In the records below, find the line containing "Serialize everything readable"; give it again exactly, along with every line that follows, and nothing else.

— start DATA FOR THIS TASK —

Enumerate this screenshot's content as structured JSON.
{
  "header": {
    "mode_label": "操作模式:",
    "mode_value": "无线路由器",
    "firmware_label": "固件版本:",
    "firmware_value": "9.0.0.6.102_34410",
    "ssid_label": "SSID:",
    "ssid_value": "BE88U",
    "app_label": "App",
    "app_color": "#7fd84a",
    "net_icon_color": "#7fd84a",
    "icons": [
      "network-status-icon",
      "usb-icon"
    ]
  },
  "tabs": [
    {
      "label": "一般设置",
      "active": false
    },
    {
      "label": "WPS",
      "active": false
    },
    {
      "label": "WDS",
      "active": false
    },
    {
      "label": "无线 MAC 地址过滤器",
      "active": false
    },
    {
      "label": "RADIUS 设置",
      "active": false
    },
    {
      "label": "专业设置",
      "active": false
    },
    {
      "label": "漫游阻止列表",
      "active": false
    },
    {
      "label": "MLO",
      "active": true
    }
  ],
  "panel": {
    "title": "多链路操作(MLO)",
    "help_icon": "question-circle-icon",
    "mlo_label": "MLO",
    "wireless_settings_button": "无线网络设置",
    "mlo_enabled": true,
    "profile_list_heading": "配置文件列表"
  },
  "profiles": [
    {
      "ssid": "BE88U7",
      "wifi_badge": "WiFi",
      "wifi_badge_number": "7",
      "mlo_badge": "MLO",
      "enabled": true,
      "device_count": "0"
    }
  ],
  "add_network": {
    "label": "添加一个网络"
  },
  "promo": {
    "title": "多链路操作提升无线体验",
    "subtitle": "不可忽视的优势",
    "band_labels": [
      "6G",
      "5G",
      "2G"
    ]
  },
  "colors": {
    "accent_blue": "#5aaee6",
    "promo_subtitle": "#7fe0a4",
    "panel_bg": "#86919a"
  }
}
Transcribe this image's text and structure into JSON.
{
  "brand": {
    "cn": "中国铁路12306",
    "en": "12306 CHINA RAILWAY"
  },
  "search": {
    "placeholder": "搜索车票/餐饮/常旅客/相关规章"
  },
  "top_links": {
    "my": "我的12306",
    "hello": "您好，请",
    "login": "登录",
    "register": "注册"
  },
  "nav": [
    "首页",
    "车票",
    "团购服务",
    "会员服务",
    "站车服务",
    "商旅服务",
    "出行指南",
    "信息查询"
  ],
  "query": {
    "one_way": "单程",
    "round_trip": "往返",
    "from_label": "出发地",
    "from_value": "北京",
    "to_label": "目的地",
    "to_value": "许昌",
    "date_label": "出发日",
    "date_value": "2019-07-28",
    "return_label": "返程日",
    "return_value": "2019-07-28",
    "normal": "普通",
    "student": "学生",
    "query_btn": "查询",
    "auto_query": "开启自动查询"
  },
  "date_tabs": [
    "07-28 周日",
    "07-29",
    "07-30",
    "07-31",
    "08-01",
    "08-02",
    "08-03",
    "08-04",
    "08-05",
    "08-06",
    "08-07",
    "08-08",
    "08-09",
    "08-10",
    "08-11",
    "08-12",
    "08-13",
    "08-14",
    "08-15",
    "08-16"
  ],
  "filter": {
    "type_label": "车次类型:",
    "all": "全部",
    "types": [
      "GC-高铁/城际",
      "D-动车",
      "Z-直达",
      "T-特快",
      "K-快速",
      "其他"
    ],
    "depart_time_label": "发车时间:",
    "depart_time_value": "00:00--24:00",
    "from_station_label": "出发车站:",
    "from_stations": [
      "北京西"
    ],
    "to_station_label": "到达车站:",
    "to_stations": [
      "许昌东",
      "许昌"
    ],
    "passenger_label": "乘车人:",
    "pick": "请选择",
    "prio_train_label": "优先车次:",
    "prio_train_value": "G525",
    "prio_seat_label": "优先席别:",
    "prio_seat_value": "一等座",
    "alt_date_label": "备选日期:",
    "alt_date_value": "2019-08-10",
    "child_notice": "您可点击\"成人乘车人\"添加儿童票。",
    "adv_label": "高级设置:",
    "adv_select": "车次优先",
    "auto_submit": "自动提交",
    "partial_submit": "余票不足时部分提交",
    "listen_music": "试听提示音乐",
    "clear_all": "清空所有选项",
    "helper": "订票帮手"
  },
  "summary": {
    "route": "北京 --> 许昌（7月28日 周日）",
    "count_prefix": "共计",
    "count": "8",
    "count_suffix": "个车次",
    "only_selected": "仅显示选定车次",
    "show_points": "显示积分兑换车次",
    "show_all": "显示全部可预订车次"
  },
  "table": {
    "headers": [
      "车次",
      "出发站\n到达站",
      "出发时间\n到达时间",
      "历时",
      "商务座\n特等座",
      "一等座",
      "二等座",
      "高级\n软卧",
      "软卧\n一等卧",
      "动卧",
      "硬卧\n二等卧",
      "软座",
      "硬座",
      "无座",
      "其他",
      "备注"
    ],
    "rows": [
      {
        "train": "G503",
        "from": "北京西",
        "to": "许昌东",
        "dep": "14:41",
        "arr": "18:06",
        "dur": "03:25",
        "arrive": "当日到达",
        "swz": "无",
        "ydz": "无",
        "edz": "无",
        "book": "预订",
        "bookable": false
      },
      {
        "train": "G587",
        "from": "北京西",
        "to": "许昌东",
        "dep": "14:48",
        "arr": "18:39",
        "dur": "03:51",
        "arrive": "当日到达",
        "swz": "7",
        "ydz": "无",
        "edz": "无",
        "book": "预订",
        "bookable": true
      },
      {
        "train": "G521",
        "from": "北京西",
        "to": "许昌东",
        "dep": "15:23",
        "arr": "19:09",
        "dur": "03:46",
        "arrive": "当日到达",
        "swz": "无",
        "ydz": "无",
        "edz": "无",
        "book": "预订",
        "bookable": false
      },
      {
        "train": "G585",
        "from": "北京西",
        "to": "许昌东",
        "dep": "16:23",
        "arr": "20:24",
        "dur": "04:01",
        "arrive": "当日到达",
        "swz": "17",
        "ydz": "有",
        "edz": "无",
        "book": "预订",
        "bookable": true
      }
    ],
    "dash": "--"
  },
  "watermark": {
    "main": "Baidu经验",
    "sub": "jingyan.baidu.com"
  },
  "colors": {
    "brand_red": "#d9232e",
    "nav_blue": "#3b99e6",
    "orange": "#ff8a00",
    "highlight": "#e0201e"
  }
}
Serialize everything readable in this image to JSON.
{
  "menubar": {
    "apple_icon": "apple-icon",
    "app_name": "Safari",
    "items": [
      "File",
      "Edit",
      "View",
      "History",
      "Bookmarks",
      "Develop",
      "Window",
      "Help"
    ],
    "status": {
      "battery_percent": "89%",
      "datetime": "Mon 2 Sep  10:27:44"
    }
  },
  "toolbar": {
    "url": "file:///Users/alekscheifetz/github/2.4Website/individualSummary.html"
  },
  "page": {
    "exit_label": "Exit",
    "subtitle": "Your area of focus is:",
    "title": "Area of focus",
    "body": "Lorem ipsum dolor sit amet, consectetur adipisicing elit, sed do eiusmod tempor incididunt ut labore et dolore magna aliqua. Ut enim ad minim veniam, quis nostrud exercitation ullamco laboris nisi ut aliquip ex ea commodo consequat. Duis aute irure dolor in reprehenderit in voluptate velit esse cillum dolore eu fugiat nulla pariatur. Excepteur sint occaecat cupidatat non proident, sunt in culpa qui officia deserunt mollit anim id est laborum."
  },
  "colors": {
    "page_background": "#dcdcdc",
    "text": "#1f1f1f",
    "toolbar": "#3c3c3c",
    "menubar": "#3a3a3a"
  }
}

— end DATA FOR THIS TASK —

▶ **SOLUTION FOR THIS PROBLEM**
Serialize everything readable in this image to JSON.
{
  "menubar": {
    "apple_icon": "apple-icon",
    "app_name": "Safari",
    "items": [
      "File",
      "Edit",
      "View",
      "History",
      "Bookmarks",
      "Develop",
      "Window",
      "Help"
    ],
    "status": {
      "battery_percent": "89%",
      "datetime": "Mon 2 Sep  10:27:44"
    }
  },
  "toolbar": {
    "url": "file:///Users/alekscheifetz/github/2.4Website/individualSummary.html"
  },
  "page": {
    "exit_label": "Exit",
    "subtitle": "Your area of focus is:",
    "title": "Area of focus",
    "body": "Lorem ipsum dolor sit amet, consectetur adipisicing elit, sed do eiusmod tempor incididunt ut labore et dolore magna aliqua. Ut enim ad minim veniam, quis nostrud exercitation ullamco laboris nisi ut aliquip ex ea commodo consequat. Duis aute irure dolor in reprehenderit in voluptate velit esse cillum dolore eu fugiat nulla pariatur. Excepteur sint occaecat cupidatat non proident, sunt in culpa qui officia deserunt mollit anim id est laborum."
  },
  "colors": {
    "page_background": "#dcdcdc",
    "text": "#1f1f1f",
    "toolbar": "#3c3c3c",
    "menubar": "#3a3a3a"
  }
}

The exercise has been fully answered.